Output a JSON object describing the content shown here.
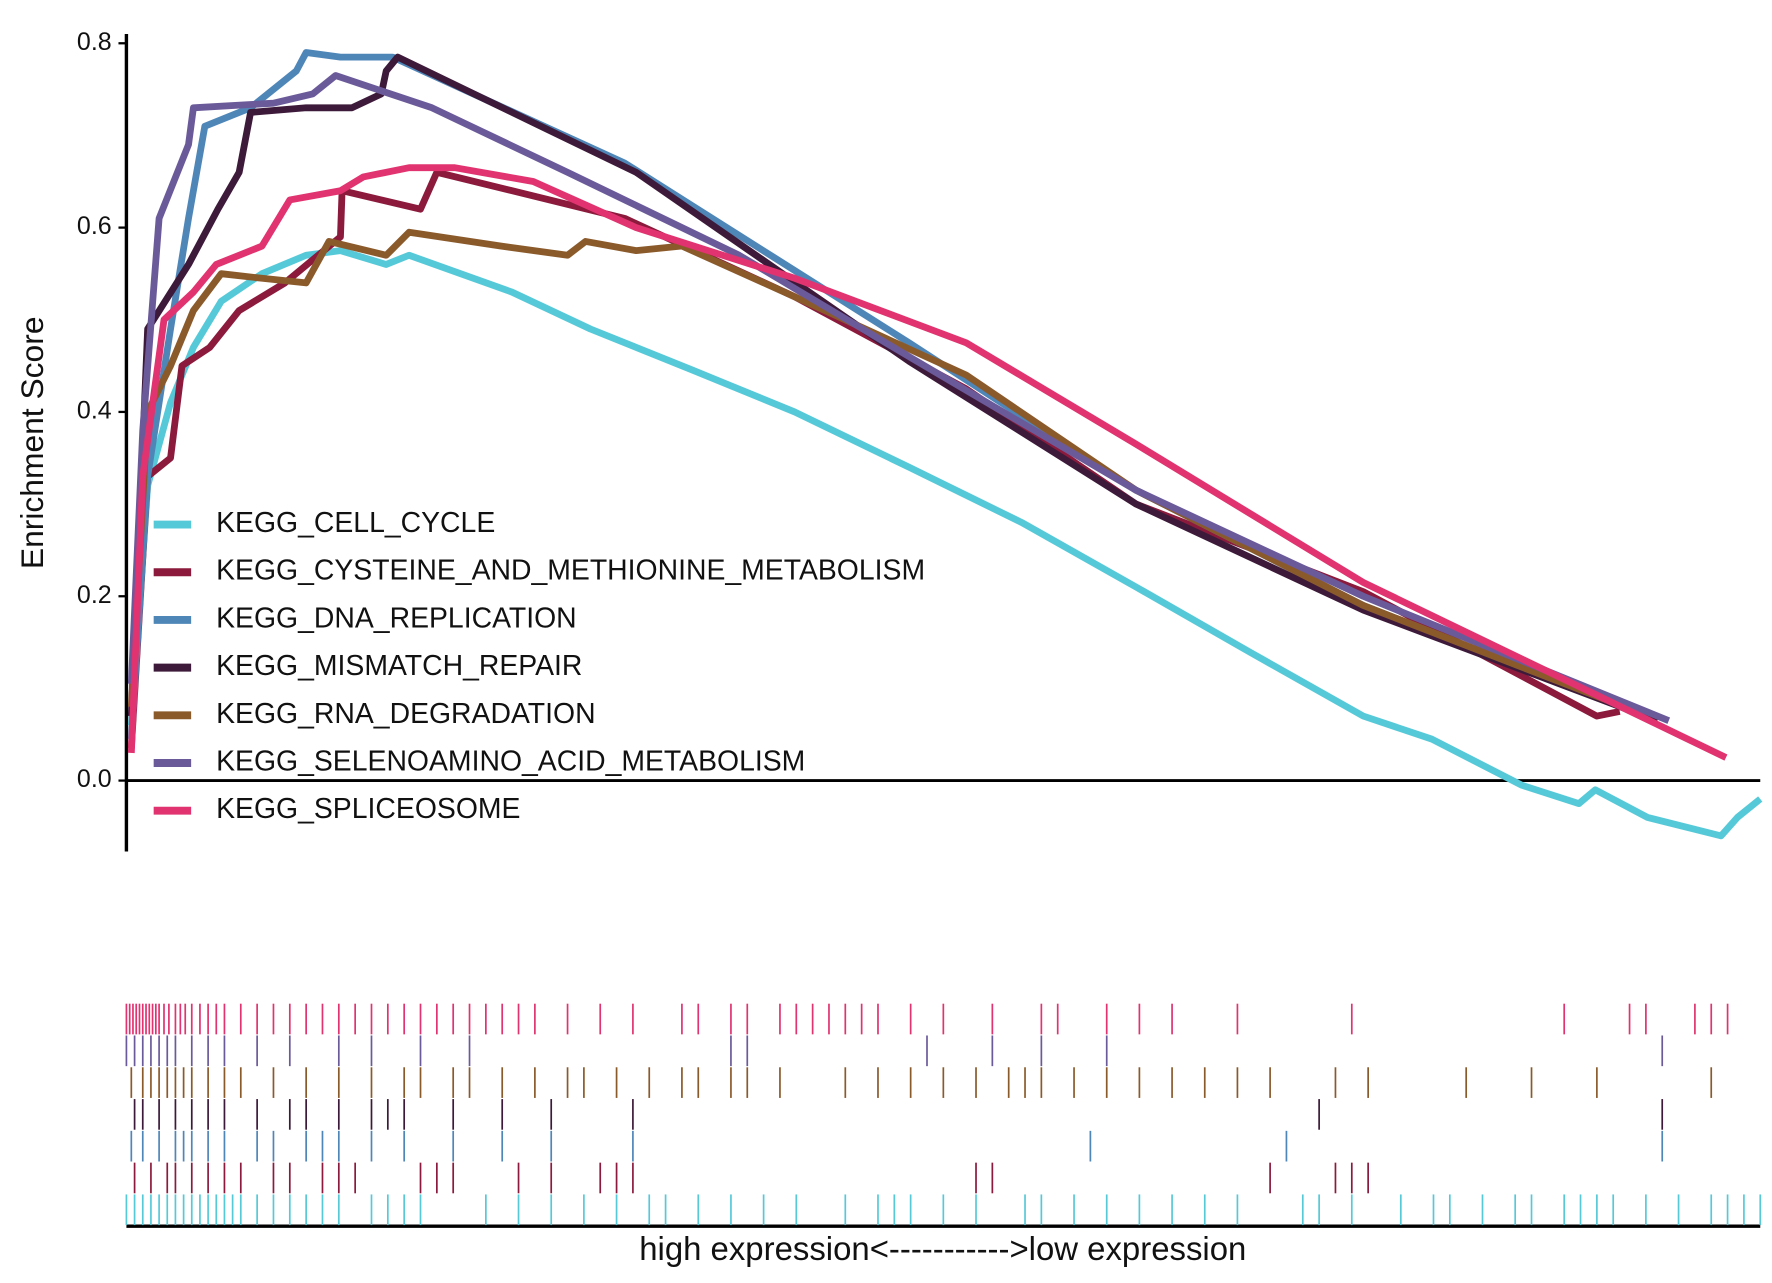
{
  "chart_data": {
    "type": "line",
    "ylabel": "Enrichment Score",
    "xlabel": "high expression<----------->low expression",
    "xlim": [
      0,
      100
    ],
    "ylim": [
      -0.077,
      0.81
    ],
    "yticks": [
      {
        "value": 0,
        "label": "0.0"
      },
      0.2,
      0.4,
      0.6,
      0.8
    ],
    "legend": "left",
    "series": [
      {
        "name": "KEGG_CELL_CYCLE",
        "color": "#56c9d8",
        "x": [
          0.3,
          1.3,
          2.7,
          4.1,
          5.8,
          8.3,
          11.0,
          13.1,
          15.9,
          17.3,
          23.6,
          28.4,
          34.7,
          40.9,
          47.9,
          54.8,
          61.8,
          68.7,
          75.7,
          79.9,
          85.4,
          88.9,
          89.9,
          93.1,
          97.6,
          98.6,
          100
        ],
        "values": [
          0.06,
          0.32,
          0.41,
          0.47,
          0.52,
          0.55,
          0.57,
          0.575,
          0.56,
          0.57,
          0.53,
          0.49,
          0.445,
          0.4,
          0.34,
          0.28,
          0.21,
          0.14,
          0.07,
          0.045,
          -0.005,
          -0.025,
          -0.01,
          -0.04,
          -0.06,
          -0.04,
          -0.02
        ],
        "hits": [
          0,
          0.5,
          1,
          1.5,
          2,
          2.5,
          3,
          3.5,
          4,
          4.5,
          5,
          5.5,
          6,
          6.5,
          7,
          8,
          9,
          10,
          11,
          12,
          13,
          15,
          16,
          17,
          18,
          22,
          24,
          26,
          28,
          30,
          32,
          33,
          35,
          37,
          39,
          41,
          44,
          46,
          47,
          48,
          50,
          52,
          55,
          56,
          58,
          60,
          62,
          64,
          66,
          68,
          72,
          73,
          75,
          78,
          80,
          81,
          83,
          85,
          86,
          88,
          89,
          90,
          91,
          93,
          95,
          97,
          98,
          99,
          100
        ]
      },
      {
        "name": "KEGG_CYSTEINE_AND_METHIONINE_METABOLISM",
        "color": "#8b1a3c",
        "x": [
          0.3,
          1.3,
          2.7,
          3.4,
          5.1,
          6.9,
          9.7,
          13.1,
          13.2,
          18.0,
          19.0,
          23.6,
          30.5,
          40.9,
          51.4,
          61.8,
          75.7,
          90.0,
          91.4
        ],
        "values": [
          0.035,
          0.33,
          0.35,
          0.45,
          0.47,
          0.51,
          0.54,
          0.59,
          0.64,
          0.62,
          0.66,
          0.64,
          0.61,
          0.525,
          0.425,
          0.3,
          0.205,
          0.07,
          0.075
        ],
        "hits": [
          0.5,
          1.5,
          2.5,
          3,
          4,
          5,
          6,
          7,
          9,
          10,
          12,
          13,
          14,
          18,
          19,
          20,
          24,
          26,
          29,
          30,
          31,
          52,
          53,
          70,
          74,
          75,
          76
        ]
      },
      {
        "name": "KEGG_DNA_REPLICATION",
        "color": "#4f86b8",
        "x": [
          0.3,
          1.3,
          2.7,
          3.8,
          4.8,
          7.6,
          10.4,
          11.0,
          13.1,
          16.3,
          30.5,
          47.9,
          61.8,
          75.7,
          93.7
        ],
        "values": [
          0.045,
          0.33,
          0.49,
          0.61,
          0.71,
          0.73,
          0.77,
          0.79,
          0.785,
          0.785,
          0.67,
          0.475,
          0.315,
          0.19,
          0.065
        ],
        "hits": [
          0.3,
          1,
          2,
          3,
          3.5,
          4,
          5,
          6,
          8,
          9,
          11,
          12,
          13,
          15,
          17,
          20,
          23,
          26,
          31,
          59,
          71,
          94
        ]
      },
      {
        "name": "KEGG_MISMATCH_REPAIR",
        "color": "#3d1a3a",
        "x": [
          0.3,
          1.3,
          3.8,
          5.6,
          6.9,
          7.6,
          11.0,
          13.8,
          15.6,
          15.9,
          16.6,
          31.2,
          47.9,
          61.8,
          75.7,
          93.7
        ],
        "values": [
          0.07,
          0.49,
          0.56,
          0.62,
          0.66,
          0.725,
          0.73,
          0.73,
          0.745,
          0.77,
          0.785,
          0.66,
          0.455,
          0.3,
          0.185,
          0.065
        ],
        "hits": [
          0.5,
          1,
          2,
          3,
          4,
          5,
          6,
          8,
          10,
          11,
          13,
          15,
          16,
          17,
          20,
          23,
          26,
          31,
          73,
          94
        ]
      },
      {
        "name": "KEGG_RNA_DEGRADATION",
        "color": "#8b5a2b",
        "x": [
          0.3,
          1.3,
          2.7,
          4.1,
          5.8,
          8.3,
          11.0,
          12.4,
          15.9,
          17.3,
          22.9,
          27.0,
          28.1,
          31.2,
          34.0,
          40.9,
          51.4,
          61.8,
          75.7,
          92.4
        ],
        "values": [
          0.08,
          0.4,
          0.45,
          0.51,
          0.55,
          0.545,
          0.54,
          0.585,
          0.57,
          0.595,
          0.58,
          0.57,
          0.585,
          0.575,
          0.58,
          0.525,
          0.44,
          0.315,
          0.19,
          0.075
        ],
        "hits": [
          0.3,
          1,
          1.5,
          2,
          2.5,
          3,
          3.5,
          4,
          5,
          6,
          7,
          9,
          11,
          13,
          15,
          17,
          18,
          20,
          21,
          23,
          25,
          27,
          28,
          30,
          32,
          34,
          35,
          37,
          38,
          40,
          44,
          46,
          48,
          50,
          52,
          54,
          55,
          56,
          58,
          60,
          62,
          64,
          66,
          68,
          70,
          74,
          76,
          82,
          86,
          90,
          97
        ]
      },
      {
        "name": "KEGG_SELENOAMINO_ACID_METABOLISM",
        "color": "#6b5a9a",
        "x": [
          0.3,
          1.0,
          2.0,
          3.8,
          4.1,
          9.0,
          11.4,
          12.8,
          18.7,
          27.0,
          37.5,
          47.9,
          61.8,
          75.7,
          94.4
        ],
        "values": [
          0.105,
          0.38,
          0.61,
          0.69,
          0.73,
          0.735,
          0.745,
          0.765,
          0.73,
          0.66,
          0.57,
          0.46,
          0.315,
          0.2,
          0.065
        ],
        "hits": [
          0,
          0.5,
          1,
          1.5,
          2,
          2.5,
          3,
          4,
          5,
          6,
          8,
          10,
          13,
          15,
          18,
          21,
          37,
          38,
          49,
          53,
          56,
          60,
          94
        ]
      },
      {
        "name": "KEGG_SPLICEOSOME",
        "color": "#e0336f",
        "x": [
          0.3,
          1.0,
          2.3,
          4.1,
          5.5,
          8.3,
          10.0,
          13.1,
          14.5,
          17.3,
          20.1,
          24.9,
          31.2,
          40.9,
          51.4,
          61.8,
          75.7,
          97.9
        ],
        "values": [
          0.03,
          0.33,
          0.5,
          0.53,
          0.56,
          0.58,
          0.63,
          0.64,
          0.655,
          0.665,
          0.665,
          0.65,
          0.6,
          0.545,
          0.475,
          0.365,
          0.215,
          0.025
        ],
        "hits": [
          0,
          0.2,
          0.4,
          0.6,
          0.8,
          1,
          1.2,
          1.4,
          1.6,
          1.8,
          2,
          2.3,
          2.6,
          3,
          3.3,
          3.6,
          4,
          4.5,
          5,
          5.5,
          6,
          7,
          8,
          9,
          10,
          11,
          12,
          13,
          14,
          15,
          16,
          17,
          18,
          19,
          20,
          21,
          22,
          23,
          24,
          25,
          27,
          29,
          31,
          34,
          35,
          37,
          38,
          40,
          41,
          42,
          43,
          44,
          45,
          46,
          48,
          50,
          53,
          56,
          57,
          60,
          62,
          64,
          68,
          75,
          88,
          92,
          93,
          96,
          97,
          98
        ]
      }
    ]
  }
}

· · ·

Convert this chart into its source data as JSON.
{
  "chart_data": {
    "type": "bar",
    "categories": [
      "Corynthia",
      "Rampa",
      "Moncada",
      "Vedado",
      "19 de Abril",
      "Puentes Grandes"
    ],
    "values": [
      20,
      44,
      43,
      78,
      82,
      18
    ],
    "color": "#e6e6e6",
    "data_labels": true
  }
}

· · ·

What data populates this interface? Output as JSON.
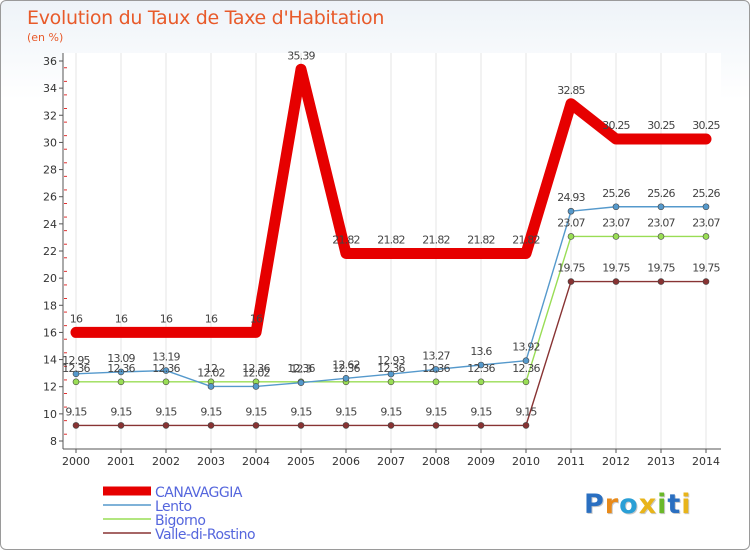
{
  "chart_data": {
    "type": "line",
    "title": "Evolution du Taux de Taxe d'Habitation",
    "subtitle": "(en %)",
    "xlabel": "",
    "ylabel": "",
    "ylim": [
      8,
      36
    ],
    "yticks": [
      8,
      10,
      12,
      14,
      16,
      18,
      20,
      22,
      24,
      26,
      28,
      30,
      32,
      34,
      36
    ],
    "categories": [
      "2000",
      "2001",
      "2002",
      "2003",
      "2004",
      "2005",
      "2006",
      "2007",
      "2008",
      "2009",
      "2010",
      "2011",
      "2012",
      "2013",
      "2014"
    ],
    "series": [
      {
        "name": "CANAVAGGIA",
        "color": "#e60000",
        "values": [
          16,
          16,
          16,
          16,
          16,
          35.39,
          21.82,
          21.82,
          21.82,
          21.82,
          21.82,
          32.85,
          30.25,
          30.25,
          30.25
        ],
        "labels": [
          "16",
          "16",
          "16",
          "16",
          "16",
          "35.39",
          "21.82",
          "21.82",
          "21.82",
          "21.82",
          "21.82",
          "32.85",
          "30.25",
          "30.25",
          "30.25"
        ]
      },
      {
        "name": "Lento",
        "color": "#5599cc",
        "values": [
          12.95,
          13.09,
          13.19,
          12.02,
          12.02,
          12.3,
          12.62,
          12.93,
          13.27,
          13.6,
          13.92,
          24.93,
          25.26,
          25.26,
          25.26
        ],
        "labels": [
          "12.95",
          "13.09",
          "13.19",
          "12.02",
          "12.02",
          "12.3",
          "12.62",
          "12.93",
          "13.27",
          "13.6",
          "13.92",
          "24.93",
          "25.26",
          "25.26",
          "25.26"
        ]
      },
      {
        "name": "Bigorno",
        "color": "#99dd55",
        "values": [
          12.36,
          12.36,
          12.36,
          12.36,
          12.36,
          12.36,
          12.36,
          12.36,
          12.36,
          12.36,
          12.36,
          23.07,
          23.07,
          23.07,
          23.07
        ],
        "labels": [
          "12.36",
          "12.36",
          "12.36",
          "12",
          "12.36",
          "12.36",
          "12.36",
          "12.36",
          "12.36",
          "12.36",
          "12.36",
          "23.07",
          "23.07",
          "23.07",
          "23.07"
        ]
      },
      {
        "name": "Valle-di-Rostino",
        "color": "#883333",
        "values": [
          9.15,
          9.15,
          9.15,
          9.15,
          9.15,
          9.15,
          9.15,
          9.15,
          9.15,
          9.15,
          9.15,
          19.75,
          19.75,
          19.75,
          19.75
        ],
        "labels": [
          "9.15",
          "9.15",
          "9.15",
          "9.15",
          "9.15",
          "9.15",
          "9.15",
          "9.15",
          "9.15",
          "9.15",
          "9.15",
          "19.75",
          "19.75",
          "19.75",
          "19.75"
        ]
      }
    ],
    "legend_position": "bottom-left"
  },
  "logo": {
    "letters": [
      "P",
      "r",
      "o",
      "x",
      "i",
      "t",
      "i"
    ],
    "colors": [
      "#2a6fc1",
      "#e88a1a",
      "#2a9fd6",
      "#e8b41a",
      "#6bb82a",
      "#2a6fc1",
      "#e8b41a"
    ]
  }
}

· · ·

#### [Task directions]
Your task is to gather all lines from the entries above that hold the word "this".

#### [Answer to the exercise]
Convert this chart into its source data as JSON.
What data populates this interface? Output as JSON.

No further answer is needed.